**Given problem**: Below are some entries. Work out how many of their lines hold the word "text", and write that number alone.

** BEGIN Material for this task **

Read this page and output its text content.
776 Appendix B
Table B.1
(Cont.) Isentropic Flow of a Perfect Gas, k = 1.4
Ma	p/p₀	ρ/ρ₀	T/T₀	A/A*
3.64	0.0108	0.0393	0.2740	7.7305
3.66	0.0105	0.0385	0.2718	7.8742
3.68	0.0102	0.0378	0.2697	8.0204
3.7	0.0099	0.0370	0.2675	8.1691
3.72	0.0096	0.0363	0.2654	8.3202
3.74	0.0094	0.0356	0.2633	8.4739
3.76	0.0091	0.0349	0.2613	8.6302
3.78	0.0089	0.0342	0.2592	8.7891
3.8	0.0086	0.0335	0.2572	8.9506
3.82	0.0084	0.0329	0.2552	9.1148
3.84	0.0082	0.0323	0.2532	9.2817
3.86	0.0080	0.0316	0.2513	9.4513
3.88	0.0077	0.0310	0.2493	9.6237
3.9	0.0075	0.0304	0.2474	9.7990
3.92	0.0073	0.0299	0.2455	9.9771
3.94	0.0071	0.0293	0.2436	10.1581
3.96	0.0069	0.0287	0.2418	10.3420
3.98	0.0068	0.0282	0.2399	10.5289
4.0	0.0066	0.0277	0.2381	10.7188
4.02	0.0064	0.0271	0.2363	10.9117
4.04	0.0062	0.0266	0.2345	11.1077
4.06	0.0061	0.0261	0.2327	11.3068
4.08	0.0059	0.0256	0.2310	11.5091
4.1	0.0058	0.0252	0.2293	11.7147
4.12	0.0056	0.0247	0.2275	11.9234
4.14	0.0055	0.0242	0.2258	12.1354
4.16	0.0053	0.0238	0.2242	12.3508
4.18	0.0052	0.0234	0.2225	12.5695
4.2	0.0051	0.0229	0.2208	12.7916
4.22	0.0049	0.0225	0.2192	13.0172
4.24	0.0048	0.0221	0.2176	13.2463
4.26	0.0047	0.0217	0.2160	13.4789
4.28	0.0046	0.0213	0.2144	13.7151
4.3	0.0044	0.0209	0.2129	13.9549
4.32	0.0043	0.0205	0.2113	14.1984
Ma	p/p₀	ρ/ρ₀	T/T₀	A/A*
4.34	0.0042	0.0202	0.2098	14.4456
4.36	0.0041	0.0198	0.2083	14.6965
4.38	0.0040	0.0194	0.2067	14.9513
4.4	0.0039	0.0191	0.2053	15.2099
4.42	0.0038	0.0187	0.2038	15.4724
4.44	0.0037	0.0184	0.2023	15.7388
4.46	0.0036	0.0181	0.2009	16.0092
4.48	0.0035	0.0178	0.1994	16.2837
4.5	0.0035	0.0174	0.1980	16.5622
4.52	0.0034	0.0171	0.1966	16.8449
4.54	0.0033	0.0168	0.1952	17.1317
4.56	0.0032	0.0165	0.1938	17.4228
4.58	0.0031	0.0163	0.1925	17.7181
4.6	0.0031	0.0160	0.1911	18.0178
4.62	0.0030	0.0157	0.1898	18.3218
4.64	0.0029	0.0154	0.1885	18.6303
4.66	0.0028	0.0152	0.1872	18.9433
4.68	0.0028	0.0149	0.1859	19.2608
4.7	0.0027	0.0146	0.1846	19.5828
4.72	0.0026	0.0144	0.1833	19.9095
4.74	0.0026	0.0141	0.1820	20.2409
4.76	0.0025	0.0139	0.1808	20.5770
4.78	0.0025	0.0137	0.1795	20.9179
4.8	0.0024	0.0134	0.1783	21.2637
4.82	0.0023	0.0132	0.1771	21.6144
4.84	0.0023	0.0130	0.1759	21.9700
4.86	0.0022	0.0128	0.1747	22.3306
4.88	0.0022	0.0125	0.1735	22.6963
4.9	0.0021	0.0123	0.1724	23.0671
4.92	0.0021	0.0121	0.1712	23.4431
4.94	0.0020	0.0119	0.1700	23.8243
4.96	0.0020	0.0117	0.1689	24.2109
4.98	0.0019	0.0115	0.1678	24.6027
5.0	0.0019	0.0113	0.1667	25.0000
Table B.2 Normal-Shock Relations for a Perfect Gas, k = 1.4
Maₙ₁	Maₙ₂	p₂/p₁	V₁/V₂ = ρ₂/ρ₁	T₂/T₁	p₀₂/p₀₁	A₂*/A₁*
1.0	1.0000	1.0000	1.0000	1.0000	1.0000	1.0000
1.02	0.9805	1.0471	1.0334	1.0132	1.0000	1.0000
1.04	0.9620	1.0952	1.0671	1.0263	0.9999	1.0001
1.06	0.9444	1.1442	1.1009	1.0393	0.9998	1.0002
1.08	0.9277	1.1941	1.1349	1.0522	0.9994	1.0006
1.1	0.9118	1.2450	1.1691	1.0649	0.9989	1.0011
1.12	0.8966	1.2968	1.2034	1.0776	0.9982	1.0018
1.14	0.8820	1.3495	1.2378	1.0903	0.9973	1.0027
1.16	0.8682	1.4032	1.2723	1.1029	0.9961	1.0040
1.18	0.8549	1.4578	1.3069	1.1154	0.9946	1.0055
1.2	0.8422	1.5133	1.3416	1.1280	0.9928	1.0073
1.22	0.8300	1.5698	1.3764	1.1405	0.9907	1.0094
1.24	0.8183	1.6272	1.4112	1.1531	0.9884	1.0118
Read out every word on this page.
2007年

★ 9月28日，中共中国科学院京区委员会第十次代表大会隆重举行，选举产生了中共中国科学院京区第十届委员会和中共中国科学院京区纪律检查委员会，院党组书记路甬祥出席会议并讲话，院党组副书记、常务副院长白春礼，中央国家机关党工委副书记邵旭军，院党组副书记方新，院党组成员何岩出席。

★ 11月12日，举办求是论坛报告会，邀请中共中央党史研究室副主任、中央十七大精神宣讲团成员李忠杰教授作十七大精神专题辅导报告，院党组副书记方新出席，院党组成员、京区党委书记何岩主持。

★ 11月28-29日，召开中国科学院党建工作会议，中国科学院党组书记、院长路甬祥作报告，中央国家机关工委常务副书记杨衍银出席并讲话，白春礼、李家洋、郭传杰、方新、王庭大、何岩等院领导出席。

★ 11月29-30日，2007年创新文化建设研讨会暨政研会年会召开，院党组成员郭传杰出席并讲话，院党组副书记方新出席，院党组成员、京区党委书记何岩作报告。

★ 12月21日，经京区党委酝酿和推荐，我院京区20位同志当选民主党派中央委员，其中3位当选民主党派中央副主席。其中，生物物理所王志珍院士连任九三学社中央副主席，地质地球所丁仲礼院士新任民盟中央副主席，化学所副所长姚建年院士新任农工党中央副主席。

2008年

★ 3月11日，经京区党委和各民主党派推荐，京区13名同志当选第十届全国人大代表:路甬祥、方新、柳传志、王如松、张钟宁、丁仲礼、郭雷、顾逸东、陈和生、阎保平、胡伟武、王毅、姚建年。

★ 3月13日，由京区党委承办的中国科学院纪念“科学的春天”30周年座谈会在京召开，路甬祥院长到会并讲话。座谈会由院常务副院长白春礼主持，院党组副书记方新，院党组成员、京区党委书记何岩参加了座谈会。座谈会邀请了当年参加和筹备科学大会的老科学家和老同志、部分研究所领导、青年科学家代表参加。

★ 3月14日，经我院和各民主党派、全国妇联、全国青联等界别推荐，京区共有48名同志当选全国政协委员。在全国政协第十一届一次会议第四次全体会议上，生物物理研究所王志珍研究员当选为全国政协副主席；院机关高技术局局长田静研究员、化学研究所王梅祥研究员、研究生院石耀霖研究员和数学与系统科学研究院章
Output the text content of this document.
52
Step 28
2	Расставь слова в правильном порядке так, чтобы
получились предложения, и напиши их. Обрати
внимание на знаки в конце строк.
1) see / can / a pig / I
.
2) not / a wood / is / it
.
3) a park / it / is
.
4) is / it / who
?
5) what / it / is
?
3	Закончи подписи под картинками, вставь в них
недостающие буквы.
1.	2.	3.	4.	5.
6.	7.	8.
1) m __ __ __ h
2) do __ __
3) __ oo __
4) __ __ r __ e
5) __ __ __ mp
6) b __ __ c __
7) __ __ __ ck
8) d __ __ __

** END Material for this task **

**Solution below**: 2